WRITTEN PROBLEM: Would you retype all of these records exactly?

--- Start of RECORDED DATA ---

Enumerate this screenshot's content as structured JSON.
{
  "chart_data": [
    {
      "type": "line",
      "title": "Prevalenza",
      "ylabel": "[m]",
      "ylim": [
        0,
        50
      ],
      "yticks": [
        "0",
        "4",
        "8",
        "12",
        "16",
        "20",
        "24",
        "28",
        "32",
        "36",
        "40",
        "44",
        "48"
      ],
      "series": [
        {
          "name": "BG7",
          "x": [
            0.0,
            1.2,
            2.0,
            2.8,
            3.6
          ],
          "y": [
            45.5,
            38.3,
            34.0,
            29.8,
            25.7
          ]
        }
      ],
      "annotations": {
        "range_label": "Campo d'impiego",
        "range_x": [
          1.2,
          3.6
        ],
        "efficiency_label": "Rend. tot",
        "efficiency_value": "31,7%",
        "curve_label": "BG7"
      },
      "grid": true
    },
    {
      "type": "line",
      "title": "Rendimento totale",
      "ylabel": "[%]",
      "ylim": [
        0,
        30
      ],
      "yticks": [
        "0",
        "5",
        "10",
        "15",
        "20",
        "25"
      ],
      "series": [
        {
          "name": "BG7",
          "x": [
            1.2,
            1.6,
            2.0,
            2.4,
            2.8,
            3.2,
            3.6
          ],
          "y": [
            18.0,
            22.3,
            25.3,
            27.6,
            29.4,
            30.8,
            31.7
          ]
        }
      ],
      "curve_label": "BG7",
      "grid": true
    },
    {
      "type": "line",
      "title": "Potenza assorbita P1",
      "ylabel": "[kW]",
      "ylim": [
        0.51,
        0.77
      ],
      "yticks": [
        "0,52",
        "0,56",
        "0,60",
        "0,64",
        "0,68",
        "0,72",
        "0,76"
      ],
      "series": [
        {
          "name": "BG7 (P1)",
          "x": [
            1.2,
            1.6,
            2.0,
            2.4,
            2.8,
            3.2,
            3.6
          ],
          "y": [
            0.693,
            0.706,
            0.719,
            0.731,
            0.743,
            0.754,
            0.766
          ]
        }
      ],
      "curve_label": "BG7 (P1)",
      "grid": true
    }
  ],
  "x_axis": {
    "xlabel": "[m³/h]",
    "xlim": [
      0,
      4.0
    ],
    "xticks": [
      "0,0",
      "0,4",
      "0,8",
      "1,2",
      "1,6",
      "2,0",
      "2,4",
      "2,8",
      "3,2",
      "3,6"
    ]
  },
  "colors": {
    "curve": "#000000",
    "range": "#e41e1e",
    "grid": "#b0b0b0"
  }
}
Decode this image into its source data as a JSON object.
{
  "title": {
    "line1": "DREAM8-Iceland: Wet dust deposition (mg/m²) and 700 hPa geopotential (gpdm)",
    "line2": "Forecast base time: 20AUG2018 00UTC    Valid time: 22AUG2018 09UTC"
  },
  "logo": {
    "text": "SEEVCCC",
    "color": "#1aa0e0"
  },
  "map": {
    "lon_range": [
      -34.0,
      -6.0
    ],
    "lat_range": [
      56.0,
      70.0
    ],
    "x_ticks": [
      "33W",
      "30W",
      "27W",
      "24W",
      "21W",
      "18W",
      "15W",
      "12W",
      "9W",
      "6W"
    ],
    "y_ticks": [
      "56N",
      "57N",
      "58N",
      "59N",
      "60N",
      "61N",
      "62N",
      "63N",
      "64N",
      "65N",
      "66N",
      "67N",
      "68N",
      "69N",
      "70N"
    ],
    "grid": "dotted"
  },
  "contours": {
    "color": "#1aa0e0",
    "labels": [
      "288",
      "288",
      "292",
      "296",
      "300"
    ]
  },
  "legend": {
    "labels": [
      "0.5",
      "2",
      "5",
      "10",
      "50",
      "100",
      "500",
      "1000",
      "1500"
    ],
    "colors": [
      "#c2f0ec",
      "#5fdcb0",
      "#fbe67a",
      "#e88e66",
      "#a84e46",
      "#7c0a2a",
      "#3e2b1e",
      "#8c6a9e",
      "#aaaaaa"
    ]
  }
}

--- End of RECORDED DATA ---

ANSWER:
Enumerate this screenshot's content as structured JSON.
{
  "chart_data": [
    {
      "type": "line",
      "title": "Prevalenza",
      "ylabel": "[m]",
      "ylim": [
        0,
        50
      ],
      "yticks": [
        "0",
        "4",
        "8",
        "12",
        "16",
        "20",
        "24",
        "28",
        "32",
        "36",
        "40",
        "44",
        "48"
      ],
      "series": [
        {
          "name": "BG7",
          "x": [
            0.0,
            1.2,
            2.0,
            2.8,
            3.6
          ],
          "y": [
            45.5,
            38.3,
            34.0,
            29.8,
            25.7
          ]
        }
      ],
      "annotations": {
        "range_label": "Campo d'impiego",
        "range_x": [
          1.2,
          3.6
        ],
        "efficiency_label": "Rend. tot",
        "efficiency_value": "31,7%",
        "curve_label": "BG7"
      },
      "grid": true
    },
    {
      "type": "line",
      "title": "Rendimento totale",
      "ylabel": "[%]",
      "ylim": [
        0,
        30
      ],
      "yticks": [
        "0",
        "5",
        "10",
        "15",
        "20",
        "25"
      ],
      "series": [
        {
          "name": "BG7",
          "x": [
            1.2,
            1.6,
            2.0,
            2.4,
            2.8,
            3.2,
            3.6
          ],
          "y": [
            18.0,
            22.3,
            25.3,
            27.6,
            29.4,
            30.8,
            31.7
          ]
        }
      ],
      "curve_label": "BG7",
      "grid": true
    },
    {
      "type": "line",
      "title": "Potenza assorbita P1",
      "ylabel": "[kW]",
      "ylim": [
        0.51,
        0.77
      ],
      "yticks": [
        "0,52",
        "0,56",
        "0,60",
        "0,64",
        "0,68",
        "0,72",
        "0,76"
      ],
      "series": [
        {
          "name": "BG7 (P1)",
          "x": [
            1.2,
            1.6,
            2.0,
            2.4,
            2.8,
            3.2,
            3.6
          ],
          "y": [
            0.693,
            0.706,
            0.719,
            0.731,
            0.743,
            0.754,
            0.766
          ]
        }
      ],
      "curve_label": "BG7 (P1)",
      "grid": true
    }
  ],
  "x_axis": {
    "xlabel": "[m³/h]",
    "xlim": [
      0,
      4.0
    ],
    "xticks": [
      "0,0",
      "0,4",
      "0,8",
      "1,2",
      "1,6",
      "2,0",
      "2,4",
      "2,8",
      "3,2",
      "3,6"
    ]
  },
  "colors": {
    "curve": "#000000",
    "range": "#e41e1e",
    "grid": "#b0b0b0"
  }
}
Decode this image into its source data as a JSON object.
{
  "title": {
    "line1": "DREAM8-Iceland: Wet dust deposition (mg/m²) and 700 hPa geopotential (gpdm)",
    "line2": "Forecast base time: 20AUG2018 00UTC    Valid time: 22AUG2018 09UTC"
  },
  "logo": {
    "text": "SEEVCCC",
    "color": "#1aa0e0"
  },
  "map": {
    "lon_range": [
      -34.0,
      -6.0
    ],
    "lat_range": [
      56.0,
      70.0
    ],
    "x_ticks": [
      "33W",
      "30W",
      "27W",
      "24W",
      "21W",
      "18W",
      "15W",
      "12W",
      "9W",
      "6W"
    ],
    "y_ticks": [
      "56N",
      "57N",
      "58N",
      "59N",
      "60N",
      "61N",
      "62N",
      "63N",
      "64N",
      "65N",
      "66N",
      "67N",
      "68N",
      "69N",
      "70N"
    ],
    "grid": "dotted"
  },
  "contours": {
    "color": "#1aa0e0",
    "labels": [
      "288",
      "288",
      "292",
      "296",
      "300"
    ]
  },
  "legend": {
    "labels": [
      "0.5",
      "2",
      "5",
      "10",
      "50",
      "100",
      "500",
      "1000",
      "1500"
    ],
    "colors": [
      "#c2f0ec",
      "#5fdcb0",
      "#fbe67a",
      "#e88e66",
      "#a84e46",
      "#7c0a2a",
      "#3e2b1e",
      "#8c6a9e",
      "#aaaaaa"
    ]
  }
}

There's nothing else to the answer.